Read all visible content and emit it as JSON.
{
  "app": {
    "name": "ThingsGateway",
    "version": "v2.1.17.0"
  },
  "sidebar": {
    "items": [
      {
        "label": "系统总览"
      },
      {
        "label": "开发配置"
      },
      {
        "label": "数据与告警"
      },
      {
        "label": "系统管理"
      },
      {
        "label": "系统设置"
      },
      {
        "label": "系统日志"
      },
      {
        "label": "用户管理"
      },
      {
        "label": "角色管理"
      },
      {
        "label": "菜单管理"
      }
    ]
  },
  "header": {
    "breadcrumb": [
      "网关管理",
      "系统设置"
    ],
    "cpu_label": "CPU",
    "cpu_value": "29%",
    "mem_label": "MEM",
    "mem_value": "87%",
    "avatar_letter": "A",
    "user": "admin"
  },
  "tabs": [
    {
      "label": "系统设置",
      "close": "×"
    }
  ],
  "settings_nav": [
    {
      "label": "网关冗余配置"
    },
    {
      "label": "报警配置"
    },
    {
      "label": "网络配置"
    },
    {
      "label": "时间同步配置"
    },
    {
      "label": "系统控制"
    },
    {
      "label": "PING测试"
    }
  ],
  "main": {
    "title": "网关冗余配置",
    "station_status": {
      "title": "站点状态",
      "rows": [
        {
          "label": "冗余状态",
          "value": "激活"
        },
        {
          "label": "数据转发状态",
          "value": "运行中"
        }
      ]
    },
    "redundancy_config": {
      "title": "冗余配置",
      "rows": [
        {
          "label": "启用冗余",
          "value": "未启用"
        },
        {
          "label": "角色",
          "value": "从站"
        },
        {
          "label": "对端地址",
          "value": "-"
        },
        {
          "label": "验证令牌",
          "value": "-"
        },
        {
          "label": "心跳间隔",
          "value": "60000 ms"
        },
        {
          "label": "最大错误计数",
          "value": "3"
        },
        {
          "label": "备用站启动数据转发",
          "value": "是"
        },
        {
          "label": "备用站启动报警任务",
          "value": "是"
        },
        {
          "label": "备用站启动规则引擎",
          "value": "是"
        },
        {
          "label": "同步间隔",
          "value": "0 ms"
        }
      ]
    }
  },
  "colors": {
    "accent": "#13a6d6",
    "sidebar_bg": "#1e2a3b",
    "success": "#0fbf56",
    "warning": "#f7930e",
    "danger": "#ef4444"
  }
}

═══

* _DIRECTION_: Copy out each line exactly.

* _EXERCISE SOLUTION_:
Read all visible content and emit it as JSON.
{
  "app": {
    "name": "ThingsGateway",
    "version": "v2.1.17.0"
  },
  "sidebar": {
    "items": [
      {
        "label": "系统总览"
      },
      {
        "label": "开发配置"
      },
      {
        "label": "数据与告警"
      },
      {
        "label": "系统管理"
      },
      {
        "label": "系统设置"
      },
      {
        "label": "系统日志"
      },
      {
        "label": "用户管理"
      },
      {
        "label": "角色管理"
      },
      {
        "label": "菜单管理"
      }
    ]
  },
  "header": {
    "breadcrumb": [
      "网关管理",
      "系统设置"
    ],
    "cpu_label": "CPU",
    "cpu_value": "29%",
    "mem_label": "MEM",
    "mem_value": "87%",
    "avatar_letter": "A",
    "user": "admin"
  },
  "tabs": [
    {
      "label": "系统设置",
      "close": "×"
    }
  ],
  "settings_nav": [
    {
      "label": "网关冗余配置"
    },
    {
      "label": "报警配置"
    },
    {
      "label": "网络配置"
    },
    {
      "label": "时间同步配置"
    },
    {
      "label": "系统控制"
    },
    {
      "label": "PING测试"
    }
  ],
  "main": {
    "title": "网关冗余配置",
    "station_status": {
      "title": "站点状态",
      "rows": [
        {
          "label": "冗余状态",
          "value": "激活"
        },
        {
          "label": "数据转发状态",
          "value": "运行中"
        }
      ]
    },
    "redundancy_config": {
      "title": "冗余配置",
      "rows": [
        {
          "label": "启用冗余",
          "value": "未启用"
        },
        {
          "label": "角色",
          "value": "从站"
        },
        {
          "label": "对端地址",
          "value": "-"
        },
        {
          "label": "验证令牌",
          "value": "-"
        },
        {
          "label": "心跳间隔",
          "value": "60000 ms"
        },
        {
          "label": "最大错误计数",
          "value": "3"
        },
        {
          "label": "备用站启动数据转发",
          "value": "是"
        },
        {
          "label": "备用站启动报警任务",
          "value": "是"
        },
        {
          "label": "备用站启动规则引擎",
          "value": "是"
        },
        {
          "label": "同步间隔",
          "value": "0 ms"
        }
      ]
    }
  },
  "colors": {
    "accent": "#13a6d6",
    "sidebar_bg": "#1e2a3b",
    "success": "#0fbf56",
    "warning": "#f7930e",
    "danger": "#ef4444"
  }
}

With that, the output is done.